-- BEGIN Exercise data --

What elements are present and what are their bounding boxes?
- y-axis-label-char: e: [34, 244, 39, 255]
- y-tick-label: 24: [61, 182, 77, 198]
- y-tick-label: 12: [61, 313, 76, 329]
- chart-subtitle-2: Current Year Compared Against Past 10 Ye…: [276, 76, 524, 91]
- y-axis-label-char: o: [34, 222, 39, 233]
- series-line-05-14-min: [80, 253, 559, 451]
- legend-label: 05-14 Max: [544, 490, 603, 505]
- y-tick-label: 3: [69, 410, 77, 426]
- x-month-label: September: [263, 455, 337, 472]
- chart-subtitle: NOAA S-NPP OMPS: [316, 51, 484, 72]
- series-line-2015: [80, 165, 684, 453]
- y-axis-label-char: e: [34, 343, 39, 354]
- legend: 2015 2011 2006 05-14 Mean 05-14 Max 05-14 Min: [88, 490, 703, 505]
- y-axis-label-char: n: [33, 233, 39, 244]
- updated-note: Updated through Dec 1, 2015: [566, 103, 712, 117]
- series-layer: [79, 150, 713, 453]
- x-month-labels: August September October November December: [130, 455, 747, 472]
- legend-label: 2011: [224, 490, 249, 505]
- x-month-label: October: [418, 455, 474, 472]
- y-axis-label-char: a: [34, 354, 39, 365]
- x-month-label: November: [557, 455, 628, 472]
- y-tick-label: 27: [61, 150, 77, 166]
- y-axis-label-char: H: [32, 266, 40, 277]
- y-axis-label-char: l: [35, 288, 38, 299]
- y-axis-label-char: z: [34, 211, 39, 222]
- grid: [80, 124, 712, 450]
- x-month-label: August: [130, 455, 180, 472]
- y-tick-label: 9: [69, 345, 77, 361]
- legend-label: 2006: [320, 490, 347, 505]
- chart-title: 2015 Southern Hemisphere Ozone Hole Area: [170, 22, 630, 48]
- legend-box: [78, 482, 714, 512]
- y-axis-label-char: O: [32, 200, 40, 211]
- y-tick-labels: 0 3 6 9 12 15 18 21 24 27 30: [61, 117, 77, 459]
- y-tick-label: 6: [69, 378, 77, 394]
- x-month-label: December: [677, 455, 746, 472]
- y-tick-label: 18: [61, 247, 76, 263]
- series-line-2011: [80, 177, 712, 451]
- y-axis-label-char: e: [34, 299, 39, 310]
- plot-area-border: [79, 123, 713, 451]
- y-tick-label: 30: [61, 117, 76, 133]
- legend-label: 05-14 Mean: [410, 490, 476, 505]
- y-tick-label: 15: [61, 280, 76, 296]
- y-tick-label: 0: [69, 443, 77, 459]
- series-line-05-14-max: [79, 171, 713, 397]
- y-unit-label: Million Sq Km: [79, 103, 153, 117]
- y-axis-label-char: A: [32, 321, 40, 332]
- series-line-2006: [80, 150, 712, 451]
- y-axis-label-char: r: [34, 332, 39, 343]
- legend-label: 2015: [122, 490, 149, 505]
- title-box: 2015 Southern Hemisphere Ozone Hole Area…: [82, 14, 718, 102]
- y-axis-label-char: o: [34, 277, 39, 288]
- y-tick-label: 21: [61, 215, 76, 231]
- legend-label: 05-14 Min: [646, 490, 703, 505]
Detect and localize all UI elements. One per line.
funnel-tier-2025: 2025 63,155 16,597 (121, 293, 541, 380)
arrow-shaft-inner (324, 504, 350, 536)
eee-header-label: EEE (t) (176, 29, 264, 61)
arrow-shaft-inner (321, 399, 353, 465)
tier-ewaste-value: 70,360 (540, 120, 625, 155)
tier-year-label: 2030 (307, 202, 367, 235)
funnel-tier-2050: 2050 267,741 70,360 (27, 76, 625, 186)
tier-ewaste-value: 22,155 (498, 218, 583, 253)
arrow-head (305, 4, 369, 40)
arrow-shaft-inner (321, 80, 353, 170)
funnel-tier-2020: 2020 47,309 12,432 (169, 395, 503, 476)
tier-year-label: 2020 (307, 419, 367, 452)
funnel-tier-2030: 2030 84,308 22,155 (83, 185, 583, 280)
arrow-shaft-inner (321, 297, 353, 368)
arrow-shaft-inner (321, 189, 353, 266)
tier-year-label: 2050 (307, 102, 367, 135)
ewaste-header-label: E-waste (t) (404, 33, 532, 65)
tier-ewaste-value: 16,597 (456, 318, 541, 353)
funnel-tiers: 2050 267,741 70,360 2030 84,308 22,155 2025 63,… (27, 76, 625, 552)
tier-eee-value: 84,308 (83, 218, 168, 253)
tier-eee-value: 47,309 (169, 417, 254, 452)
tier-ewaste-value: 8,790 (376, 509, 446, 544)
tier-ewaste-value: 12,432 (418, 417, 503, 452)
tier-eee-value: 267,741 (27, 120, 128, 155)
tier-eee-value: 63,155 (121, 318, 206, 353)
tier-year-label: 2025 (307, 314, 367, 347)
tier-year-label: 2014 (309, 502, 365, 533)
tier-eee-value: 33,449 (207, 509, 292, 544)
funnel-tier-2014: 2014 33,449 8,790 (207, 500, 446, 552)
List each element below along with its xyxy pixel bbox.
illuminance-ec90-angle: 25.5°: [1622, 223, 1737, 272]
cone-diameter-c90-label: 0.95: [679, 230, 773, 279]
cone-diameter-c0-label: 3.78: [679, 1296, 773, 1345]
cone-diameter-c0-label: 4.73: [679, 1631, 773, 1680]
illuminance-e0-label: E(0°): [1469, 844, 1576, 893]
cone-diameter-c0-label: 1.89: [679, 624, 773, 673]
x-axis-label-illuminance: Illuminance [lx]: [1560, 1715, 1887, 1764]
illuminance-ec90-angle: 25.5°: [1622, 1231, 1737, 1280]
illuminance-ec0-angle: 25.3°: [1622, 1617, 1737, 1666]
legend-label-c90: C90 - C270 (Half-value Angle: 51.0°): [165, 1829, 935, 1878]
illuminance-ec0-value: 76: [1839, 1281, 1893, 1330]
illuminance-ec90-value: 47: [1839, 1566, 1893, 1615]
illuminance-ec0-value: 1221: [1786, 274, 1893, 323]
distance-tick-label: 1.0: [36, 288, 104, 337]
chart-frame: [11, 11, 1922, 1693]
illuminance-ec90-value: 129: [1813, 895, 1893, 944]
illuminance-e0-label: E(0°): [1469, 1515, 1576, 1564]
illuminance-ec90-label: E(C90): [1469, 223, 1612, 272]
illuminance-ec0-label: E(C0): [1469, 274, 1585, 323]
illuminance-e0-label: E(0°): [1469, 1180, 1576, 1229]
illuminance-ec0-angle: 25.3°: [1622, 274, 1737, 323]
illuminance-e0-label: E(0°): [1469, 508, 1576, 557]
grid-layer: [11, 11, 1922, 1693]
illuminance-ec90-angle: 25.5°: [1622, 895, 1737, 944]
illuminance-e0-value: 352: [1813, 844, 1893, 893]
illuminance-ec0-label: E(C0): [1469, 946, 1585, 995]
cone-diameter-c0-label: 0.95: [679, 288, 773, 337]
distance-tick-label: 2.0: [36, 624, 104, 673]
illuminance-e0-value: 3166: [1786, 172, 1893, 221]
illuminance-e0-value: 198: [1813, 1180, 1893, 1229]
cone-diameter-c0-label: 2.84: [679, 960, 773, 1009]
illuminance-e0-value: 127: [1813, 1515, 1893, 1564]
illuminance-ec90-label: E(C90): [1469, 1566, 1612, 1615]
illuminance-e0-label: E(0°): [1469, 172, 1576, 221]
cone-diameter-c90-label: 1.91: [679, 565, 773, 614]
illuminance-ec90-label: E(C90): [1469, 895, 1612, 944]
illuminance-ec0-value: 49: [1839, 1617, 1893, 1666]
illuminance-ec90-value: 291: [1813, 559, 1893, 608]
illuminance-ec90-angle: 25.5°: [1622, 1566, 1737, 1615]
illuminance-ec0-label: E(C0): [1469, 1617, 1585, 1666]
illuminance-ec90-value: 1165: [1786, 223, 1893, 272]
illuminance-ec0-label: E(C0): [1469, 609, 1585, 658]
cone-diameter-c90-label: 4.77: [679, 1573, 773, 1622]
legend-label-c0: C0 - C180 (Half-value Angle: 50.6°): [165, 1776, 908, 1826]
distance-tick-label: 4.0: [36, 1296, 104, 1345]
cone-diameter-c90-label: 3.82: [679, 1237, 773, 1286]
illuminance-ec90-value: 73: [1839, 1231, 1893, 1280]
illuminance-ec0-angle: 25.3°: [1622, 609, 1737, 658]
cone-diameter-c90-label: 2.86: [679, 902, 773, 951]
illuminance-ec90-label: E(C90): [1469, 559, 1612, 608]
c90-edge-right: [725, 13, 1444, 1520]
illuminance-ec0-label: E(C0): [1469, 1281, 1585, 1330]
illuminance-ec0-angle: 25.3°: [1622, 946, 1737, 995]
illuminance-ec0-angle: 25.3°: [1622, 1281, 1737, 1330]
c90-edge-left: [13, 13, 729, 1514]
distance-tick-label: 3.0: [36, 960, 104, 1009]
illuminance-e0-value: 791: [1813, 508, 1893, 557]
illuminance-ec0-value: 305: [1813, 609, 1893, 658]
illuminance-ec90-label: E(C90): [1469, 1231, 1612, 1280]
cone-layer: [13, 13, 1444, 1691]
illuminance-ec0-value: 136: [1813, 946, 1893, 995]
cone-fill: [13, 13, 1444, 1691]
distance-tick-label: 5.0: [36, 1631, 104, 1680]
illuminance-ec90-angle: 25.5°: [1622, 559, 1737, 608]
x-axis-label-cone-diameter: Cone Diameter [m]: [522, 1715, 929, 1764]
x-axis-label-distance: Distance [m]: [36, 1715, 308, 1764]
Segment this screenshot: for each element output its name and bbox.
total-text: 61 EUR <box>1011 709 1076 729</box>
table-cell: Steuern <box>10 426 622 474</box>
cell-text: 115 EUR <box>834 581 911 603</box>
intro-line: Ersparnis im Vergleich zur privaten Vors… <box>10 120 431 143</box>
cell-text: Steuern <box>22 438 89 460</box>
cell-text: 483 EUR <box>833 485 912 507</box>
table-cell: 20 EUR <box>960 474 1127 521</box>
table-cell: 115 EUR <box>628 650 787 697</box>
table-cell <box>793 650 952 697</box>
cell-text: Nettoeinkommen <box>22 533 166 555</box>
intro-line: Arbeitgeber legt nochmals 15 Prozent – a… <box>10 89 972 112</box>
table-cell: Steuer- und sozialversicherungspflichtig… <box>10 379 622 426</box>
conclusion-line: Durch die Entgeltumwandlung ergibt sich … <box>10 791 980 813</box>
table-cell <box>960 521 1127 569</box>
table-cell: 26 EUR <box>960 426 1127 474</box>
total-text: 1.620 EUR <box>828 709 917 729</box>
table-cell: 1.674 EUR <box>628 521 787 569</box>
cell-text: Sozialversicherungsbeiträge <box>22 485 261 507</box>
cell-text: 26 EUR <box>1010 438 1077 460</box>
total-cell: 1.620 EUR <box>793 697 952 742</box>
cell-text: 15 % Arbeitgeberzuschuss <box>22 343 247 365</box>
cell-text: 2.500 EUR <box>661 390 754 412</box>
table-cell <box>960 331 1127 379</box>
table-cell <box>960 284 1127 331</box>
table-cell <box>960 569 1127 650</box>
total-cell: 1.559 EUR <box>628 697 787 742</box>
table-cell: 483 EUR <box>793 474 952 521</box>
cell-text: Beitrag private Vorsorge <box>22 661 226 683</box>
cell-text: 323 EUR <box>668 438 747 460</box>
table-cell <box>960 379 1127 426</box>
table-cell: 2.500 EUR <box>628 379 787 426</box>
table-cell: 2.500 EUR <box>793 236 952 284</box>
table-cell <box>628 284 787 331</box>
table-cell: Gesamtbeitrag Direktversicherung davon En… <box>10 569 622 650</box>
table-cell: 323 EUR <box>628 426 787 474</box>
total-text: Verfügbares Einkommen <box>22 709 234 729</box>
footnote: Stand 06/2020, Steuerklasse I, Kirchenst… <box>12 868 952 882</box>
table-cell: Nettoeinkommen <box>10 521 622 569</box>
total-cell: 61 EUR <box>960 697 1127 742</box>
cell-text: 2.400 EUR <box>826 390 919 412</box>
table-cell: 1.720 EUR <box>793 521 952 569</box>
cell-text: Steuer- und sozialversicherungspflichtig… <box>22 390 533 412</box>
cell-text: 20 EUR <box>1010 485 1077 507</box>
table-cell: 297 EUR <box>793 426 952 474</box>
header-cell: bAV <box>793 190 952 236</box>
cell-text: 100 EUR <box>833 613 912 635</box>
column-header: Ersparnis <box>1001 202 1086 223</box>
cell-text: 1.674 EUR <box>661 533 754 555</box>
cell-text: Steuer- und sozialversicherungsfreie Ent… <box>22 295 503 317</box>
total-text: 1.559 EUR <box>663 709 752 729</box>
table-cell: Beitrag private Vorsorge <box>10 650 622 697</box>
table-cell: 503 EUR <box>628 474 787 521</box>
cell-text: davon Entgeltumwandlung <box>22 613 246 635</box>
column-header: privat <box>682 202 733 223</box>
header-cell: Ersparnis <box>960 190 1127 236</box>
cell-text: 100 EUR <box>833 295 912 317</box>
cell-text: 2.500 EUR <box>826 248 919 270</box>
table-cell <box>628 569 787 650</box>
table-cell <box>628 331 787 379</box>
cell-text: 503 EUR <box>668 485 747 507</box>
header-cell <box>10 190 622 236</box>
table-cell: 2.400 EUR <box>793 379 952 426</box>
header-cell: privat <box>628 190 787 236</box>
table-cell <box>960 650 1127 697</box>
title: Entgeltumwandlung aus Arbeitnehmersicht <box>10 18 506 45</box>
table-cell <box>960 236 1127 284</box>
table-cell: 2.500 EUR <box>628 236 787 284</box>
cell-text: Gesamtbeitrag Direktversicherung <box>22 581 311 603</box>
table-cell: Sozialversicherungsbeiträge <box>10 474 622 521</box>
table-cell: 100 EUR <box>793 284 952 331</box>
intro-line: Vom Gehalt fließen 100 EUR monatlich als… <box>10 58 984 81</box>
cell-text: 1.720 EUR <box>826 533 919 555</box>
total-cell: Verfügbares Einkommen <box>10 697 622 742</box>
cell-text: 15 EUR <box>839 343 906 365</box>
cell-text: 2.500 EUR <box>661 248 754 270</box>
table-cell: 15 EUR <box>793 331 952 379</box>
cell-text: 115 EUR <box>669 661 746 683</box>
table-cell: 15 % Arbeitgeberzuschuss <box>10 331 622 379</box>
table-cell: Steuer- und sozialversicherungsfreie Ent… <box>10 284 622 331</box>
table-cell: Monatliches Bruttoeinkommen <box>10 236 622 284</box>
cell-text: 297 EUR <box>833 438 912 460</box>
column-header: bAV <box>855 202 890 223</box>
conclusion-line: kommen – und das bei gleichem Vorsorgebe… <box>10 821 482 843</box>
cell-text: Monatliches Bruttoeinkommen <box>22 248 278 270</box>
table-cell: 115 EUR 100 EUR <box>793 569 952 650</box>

-- END Exercise data --

# [Work required]
Please reproduce the lines from the start of the records through the line that contains "- y-axis-label-char: n: [33, 233, 39, 244]", keeping every character unchanged and including that final line.

# [Exercise response]
What elements are present and what are their bounding boxes?
- y-axis-label-char: e: [34, 244, 39, 255]
- y-tick-label: 24: [61, 182, 77, 198]
- y-tick-label: 12: [61, 313, 76, 329]
- chart-subtitle-2: Current Year Compared Against Past 10 Ye…: [276, 76, 524, 91]
- y-axis-label-char: o: [34, 222, 39, 233]
- series-line-05-14-min: [80, 253, 559, 451]
- legend-label: 05-14 Max: [544, 490, 603, 505]
- y-tick-label: 3: [69, 410, 77, 426]
- x-month-label: September: [263, 455, 337, 472]
- chart-subtitle: NOAA S-NPP OMPS: [316, 51, 484, 72]
- series-line-2015: [80, 165, 684, 453]
- y-axis-label-char: e: [34, 343, 39, 354]
- legend: 2015 2011 2006 05-14 Mean 05-14 Max 05-14 Min: [88, 490, 703, 505]
- y-axis-label-char: n: [33, 233, 39, 244]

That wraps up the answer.